» **WRITTEN EXERCISE**: Copy out the complete listing, word for word.

• • •

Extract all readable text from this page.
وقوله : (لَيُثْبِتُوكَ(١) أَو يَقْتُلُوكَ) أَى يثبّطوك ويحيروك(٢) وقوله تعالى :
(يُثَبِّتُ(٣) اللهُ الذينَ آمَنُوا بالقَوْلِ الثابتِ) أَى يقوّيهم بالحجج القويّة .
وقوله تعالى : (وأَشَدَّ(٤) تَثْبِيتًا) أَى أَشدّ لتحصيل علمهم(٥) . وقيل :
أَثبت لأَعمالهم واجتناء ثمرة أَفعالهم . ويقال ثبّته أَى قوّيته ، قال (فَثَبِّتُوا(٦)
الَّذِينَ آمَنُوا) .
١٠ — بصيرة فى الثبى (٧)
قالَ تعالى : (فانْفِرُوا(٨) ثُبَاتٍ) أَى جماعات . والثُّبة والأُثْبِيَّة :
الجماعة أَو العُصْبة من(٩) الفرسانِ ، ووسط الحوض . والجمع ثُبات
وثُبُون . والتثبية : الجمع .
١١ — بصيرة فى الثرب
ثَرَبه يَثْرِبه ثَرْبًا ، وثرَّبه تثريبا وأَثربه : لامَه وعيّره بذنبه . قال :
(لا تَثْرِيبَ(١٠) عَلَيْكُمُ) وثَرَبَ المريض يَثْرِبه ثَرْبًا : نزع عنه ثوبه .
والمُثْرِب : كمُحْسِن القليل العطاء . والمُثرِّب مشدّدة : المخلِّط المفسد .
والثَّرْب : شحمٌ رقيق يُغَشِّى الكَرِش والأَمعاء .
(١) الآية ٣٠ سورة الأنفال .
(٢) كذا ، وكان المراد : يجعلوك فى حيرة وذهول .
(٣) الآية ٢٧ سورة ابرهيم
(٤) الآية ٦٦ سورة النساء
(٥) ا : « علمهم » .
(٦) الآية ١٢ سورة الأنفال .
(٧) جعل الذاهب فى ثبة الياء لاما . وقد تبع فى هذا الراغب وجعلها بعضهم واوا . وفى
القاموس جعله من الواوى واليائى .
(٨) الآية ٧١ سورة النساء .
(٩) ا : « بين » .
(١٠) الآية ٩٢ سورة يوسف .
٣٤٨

• • •

» **EXPECTED OUTPUT**:
Extract all readable text from this page.
وقوله : (لَيُثْبِتُوكَ(١) أَو يَقْتُلُوكَ) أَى يثبّطوك ويحيروك(٢) وقوله تعالى :
(يُثَبِّتُ(٣) اللهُ الذينَ آمَنُوا بالقَوْلِ الثابتِ) أَى يقوّيهم بالحجج القويّة .
وقوله تعالى : (وأَشَدَّ(٤) تَثْبِيتًا) أَى أَشدّ لتحصيل علمهم(٥) . وقيل :
أَثبت لأَعمالهم واجتناء ثمرة أَفعالهم . ويقال ثبّته أَى قوّيته ، قال (فَثَبِّتُوا(٦)
الَّذِينَ آمَنُوا) .
١٠ — بصيرة فى الثبى (٧)
قالَ تعالى : (فانْفِرُوا(٨) ثُبَاتٍ) أَى جماعات . والثُّبة والأُثْبِيَّة :
الجماعة أَو العُصْبة من(٩) الفرسانِ ، ووسط الحوض . والجمع ثُبات
وثُبُون . والتثبية : الجمع .
١١ — بصيرة فى الثرب
ثَرَبه يَثْرِبه ثَرْبًا ، وثرَّبه تثريبا وأَثربه : لامَه وعيّره بذنبه . قال :
(لا تَثْرِيبَ(١٠) عَلَيْكُمُ) وثَرَبَ المريض يَثْرِبه ثَرْبًا : نزع عنه ثوبه .
والمُثْرِب : كمُحْسِن القليل العطاء . والمُثرِّب مشدّدة : المخلِّط المفسد .
والثَّرْب : شحمٌ رقيق يُغَشِّى الكَرِش والأَمعاء .
(١) الآية ٣٠ سورة الأنفال .
(٢) كذا ، وكان المراد : يجعلوك فى حيرة وذهول .
(٣) الآية ٢٧ سورة ابرهيم
(٤) الآية ٦٦ سورة النساء
(٥) ا : « علمهم » .
(٦) الآية ١٢ سورة الأنفال .
(٧) جعل الذاهب فى ثبة الياء لاما . وقد تبع فى هذا الراغب وجعلها بعضهم واوا . وفى
القاموس جعله من الواوى واليائى .
(٨) الآية ٧١ سورة النساء .
(٩) ا : « بين » .
(١٠) الآية ٩٢ سورة يوسف .
٣٤٨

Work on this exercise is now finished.